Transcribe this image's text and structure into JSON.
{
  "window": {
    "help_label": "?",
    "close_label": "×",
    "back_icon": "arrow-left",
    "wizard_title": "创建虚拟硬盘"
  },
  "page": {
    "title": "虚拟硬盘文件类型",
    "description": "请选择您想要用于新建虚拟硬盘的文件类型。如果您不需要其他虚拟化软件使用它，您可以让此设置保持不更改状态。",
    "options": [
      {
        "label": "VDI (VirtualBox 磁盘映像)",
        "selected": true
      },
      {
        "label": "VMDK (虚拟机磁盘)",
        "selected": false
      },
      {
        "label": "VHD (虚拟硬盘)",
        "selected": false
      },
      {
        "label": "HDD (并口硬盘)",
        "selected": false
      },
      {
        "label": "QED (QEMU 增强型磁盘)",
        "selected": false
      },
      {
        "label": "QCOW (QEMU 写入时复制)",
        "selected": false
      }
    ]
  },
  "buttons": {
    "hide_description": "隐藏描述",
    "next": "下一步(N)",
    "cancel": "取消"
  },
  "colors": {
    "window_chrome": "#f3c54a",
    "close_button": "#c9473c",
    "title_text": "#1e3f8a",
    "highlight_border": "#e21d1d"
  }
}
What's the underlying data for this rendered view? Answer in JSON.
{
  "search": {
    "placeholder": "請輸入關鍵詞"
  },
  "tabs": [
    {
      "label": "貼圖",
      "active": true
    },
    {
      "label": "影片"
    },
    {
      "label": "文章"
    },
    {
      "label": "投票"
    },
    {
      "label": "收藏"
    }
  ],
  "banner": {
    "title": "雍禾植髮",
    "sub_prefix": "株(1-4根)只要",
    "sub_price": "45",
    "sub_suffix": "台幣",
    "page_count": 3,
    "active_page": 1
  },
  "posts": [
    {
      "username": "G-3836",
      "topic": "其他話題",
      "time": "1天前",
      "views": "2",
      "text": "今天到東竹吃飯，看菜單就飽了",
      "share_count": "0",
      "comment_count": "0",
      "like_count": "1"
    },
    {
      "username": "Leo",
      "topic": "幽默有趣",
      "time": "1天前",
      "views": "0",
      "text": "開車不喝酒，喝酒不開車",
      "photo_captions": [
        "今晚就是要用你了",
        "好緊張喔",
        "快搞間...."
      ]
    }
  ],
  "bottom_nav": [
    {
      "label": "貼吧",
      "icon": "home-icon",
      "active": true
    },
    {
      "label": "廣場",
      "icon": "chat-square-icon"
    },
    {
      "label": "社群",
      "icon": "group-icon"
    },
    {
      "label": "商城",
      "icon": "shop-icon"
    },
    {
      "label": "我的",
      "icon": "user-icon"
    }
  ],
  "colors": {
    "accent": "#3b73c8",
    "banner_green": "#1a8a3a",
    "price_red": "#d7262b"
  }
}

##########

Copy out the whole listing exactly as written.

Transcribe this image's text and structure into JSON.
{
  "window": {
    "help_label": "?",
    "close_label": "×",
    "back_icon": "arrow-left",
    "wizard_title": "创建虚拟硬盘"
  },
  "page": {
    "title": "虚拟硬盘文件类型",
    "description": "请选择您想要用于新建虚拟硬盘的文件类型。如果您不需要其他虚拟化软件使用它，您可以让此设置保持不更改状态。",
    "options": [
      {
        "label": "VDI (VirtualBox 磁盘映像)",
        "selected": true
      },
      {
        "label": "VMDK (虚拟机磁盘)",
        "selected": false
      },
      {
        "label": "VHD (虚拟硬盘)",
        "selected": false
      },
      {
        "label": "HDD (并口硬盘)",
        "selected": false
      },
      {
        "label": "QED (QEMU 增强型磁盘)",
        "selected": false
      },
      {
        "label": "QCOW (QEMU 写入时复制)",
        "selected": false
      }
    ]
  },
  "buttons": {
    "hide_description": "隐藏描述",
    "next": "下一步(N)",
    "cancel": "取消"
  },
  "colors": {
    "window_chrome": "#f3c54a",
    "close_button": "#c9473c",
    "title_text": "#1e3f8a",
    "highlight_border": "#e21d1d"
  }
}
What's the underlying data for this rendered view? Answer in JSON.
{
  "search": {
    "placeholder": "請輸入關鍵詞"
  },
  "tabs": [
    {
      "label": "貼圖",
      "active": true
    },
    {
      "label": "影片"
    },
    {
      "label": "文章"
    },
    {
      "label": "投票"
    },
    {
      "label": "收藏"
    }
  ],
  "banner": {
    "title": "雍禾植髮",
    "sub_prefix": "株(1-4根)只要",
    "sub_price": "45",
    "sub_suffix": "台幣",
    "page_count": 3,
    "active_page": 1
  },
  "posts": [
    {
      "username": "G-3836",
      "topic": "其他話題",
      "time": "1天前",
      "views": "2",
      "text": "今天到東竹吃飯，看菜單就飽了",
      "share_count": "0",
      "comment_count": "0",
      "like_count": "1"
    },
    {
      "username": "Leo",
      "topic": "幽默有趣",
      "time": "1天前",
      "views": "0",
      "text": "開車不喝酒，喝酒不開車",
      "photo_captions": [
        "今晚就是要用你了",
        "好緊張喔",
        "快搞間...."
      ]
    }
  ],
  "bottom_nav": [
    {
      "label": "貼吧",
      "icon": "home-icon",
      "active": true
    },
    {
      "label": "廣場",
      "icon": "chat-square-icon"
    },
    {
      "label": "社群",
      "icon": "group-icon"
    },
    {
      "label": "商城",
      "icon": "shop-icon"
    },
    {
      "label": "我的",
      "icon": "user-icon"
    }
  ],
  "colors": {
    "accent": "#3b73c8",
    "banner_green": "#1a8a3a",
    "price_red": "#d7262b"
  }
}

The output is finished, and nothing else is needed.